§ Prompt: Below is a listing to write out in full, exactly as given, without its pictures.
Source material START
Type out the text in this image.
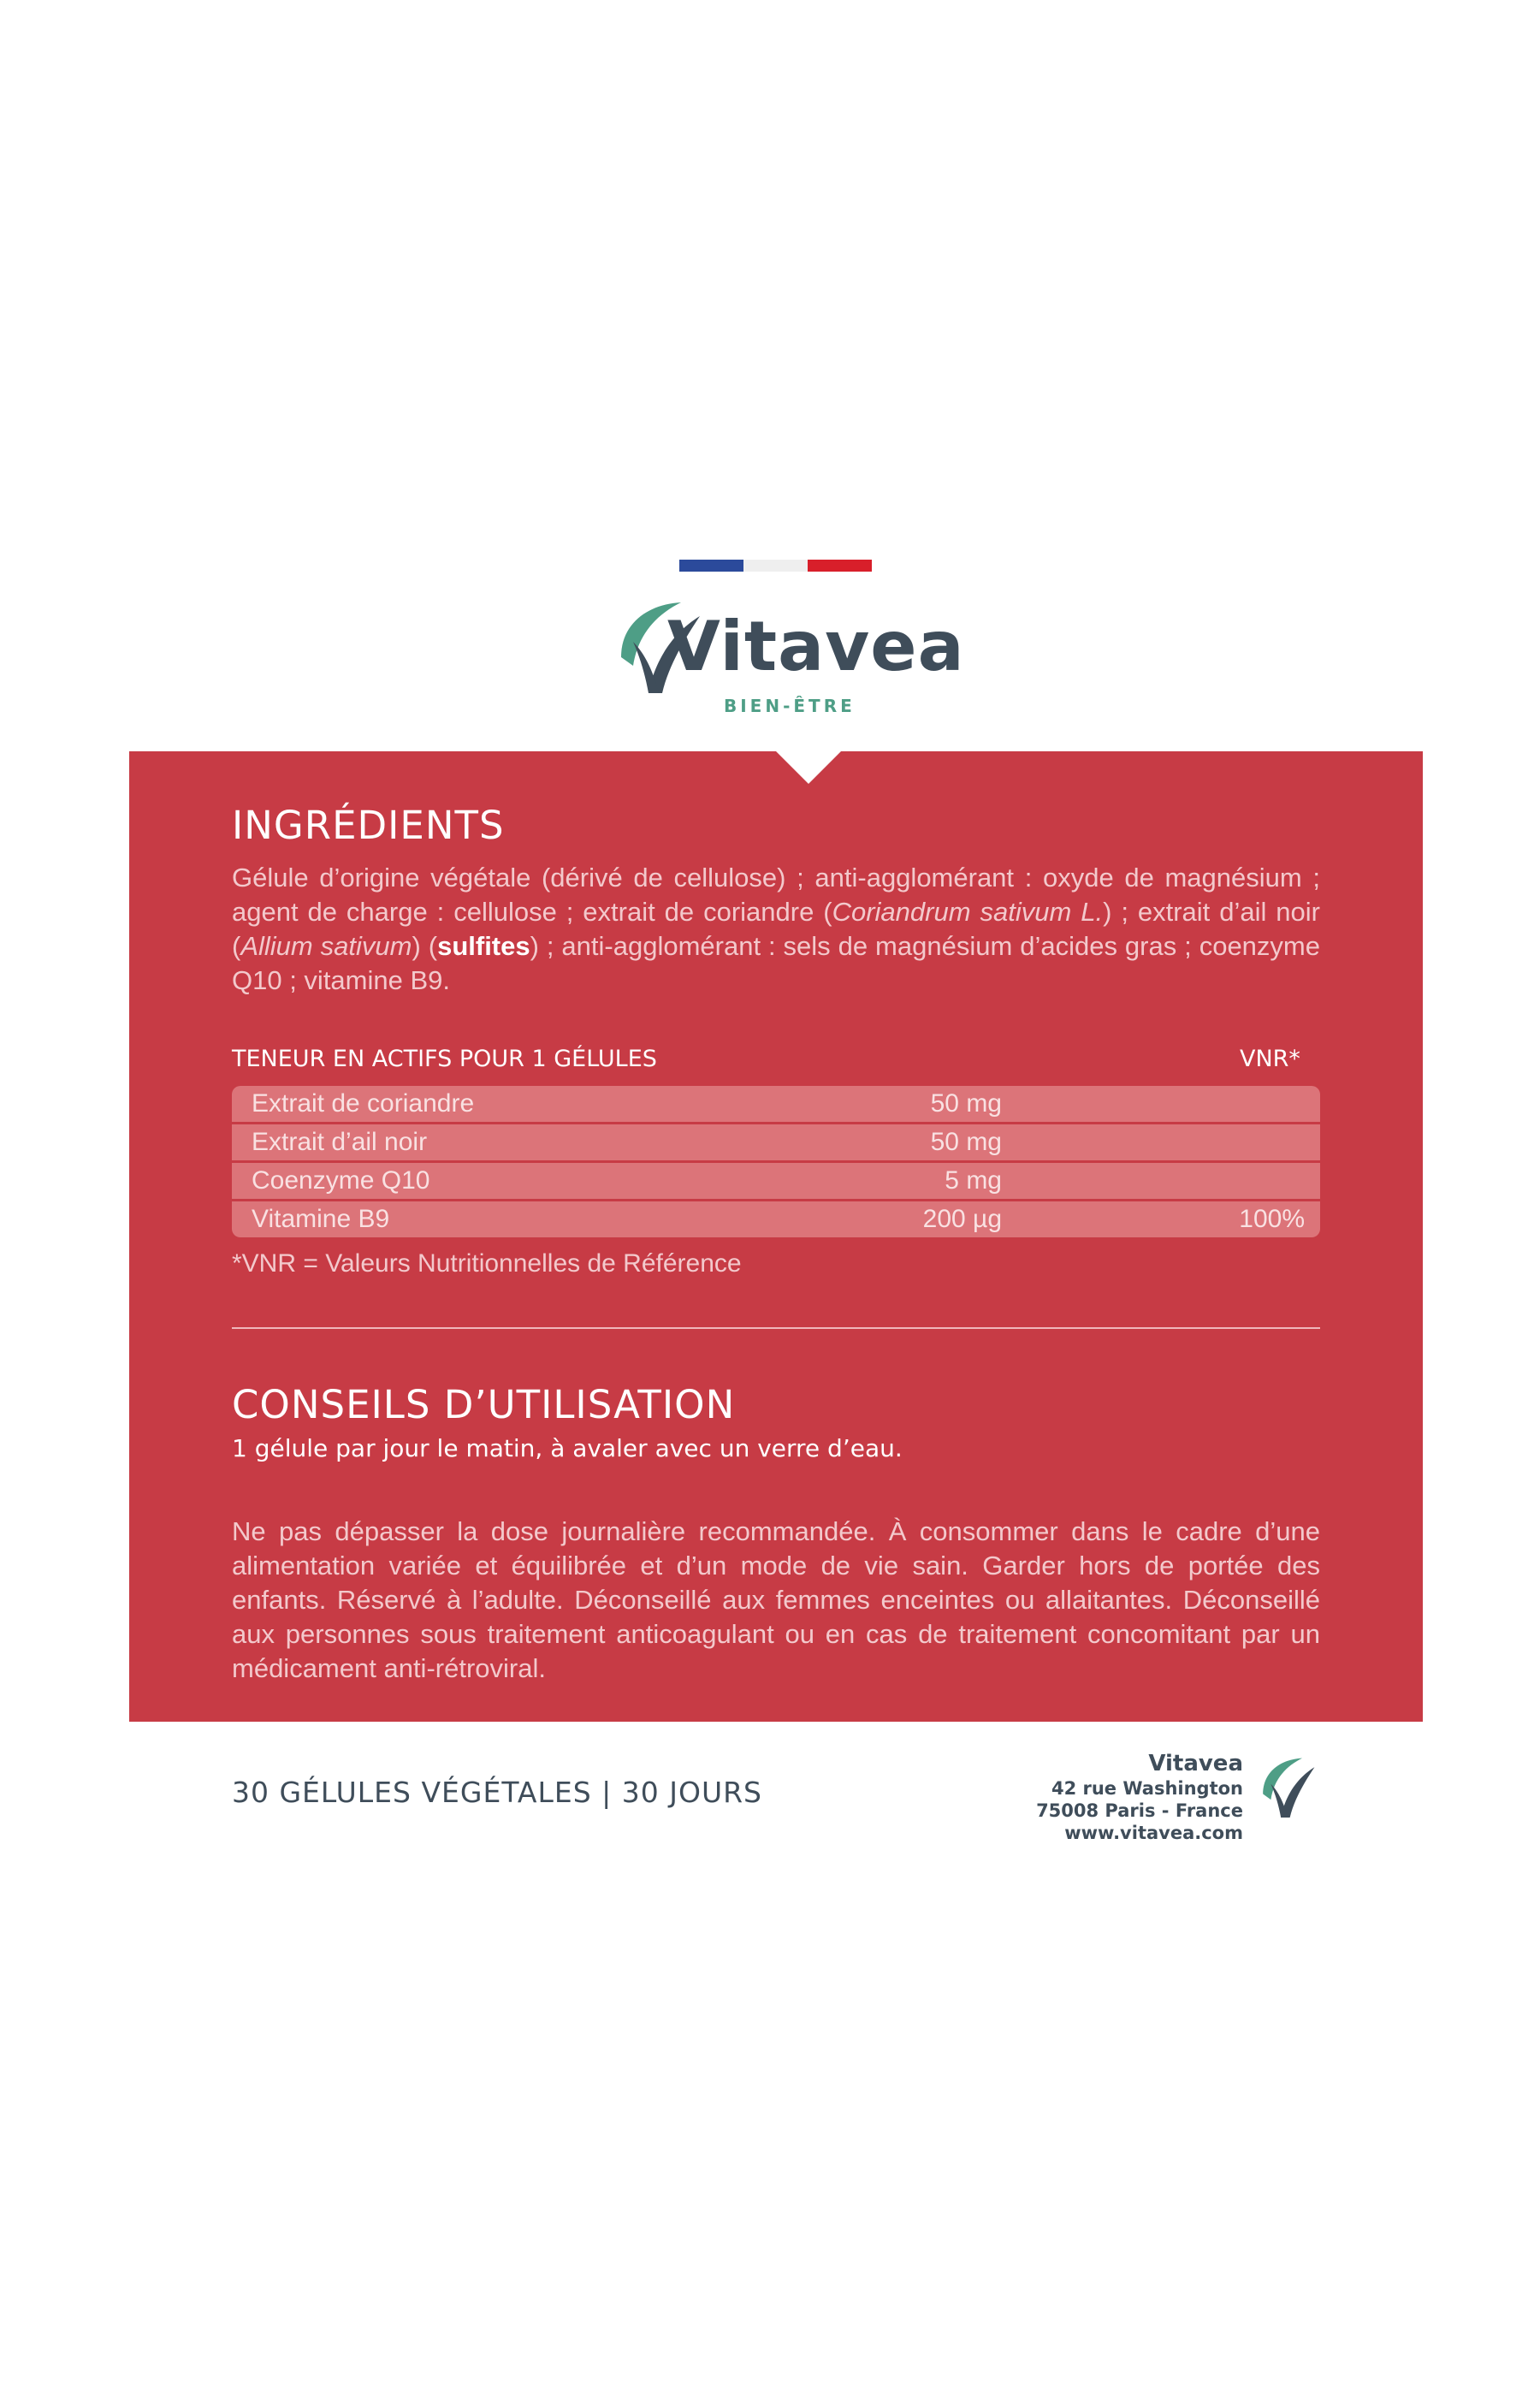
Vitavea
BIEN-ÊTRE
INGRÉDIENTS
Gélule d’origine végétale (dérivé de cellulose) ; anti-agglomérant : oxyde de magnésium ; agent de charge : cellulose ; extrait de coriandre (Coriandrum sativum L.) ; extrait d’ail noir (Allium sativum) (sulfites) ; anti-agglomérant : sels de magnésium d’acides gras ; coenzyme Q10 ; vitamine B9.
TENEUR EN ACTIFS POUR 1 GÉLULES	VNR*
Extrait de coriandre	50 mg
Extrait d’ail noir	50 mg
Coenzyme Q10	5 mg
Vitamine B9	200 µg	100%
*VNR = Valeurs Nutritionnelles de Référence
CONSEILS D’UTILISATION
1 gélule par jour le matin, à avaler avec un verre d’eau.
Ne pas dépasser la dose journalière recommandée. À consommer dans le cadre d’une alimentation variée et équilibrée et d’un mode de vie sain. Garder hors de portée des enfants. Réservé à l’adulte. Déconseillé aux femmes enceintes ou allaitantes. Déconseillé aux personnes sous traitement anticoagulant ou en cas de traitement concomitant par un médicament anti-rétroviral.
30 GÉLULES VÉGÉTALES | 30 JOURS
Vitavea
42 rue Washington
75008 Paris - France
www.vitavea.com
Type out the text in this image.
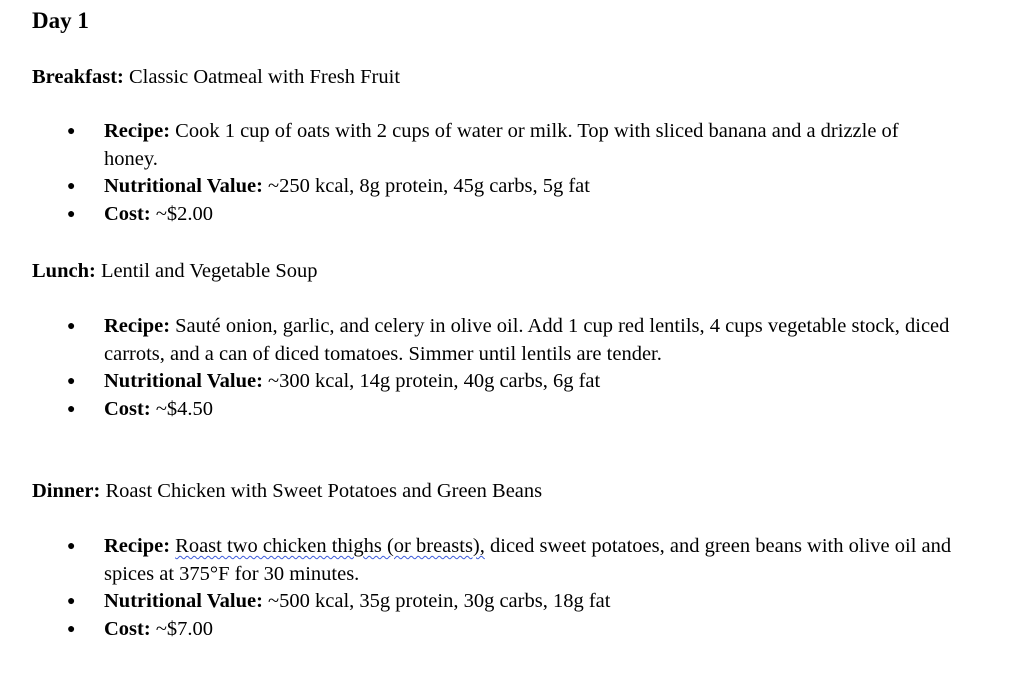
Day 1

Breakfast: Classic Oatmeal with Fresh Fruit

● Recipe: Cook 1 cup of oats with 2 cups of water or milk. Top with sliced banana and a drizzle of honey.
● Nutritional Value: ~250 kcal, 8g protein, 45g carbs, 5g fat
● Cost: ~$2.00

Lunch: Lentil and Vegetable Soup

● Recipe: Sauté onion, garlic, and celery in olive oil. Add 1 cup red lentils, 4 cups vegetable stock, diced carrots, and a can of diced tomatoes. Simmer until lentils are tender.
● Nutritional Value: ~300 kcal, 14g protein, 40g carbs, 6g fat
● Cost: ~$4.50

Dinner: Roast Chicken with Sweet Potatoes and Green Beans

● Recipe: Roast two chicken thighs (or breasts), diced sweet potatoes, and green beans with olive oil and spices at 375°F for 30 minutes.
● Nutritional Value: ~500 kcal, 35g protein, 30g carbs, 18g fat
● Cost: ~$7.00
Source material END
§ Written reply:
Type out the text in this image.
Vitavea
BIEN-ÊTRE
INGRÉDIENTS
Gélule d’origine végétale (dérivé de cellulose) ; anti-agglomérant : oxyde de magnésium ; agent de charge : cellulose ; extrait de coriandre (Coriandrum sativum L.) ; extrait d’ail noir (Allium sativum) (sulfites) ; anti-agglomérant : sels de magnésium d’acides gras ; coenzyme Q10 ; vitamine B9.
TENEUR EN ACTIFS POUR 1 GÉLULES	VNR*
Extrait de coriandre	50 mg
Extrait d’ail noir	50 mg
Coenzyme Q10	5 mg
Vitamine B9	200 µg	100%
*VNR = Valeurs Nutritionnelles de Référence
CONSEILS D’UTILISATION
1 gélule par jour le matin, à avaler avec un verre d’eau.
Ne pas dépasser la dose journalière recommandée. À consommer dans le cadre d’une alimentation variée et équilibrée et d’un mode de vie sain. Garder hors de portée des enfants. Réservé à l’adulte. Déconseillé aux femmes enceintes ou allaitantes. Déconseillé aux personnes sous traitement anticoagulant ou en cas de traitement concomitant par un médicament anti-rétroviral.
30 GÉLULES VÉGÉTALES | 30 JOURS
Vitavea
42 rue Washington
75008 Paris - France
www.vitavea.com
Type out the text in this image.
Day 1

Breakfast: Classic Oatmeal with Fresh Fruit

● Recipe: Cook 1 cup of oats with 2 cups of water or milk. Top with sliced banana and a drizzle of honey.
● Nutritional Value: ~250 kcal, 8g protein, 45g carbs, 5g fat
● Cost: ~$2.00

Lunch: Lentil and Vegetable Soup

● Recipe: Sauté onion, garlic, and celery in olive oil. Add 1 cup red lentils, 4 cups vegetable stock, diced carrots, and a can of diced tomatoes. Simmer until lentils are tender.
● Nutritional Value: ~300 kcal, 14g protein, 40g carbs, 6g fat
● Cost: ~$4.50

Dinner: Roast Chicken with Sweet Potatoes and Green Beans

● Recipe: Roast two chicken thighs (or breasts), diced sweet potatoes, and green beans with olive oil and spices at 375°F for 30 minutes.
● Nutritional Value: ~500 kcal, 35g protein, 30g carbs, 18g fat
● Cost: ~$7.00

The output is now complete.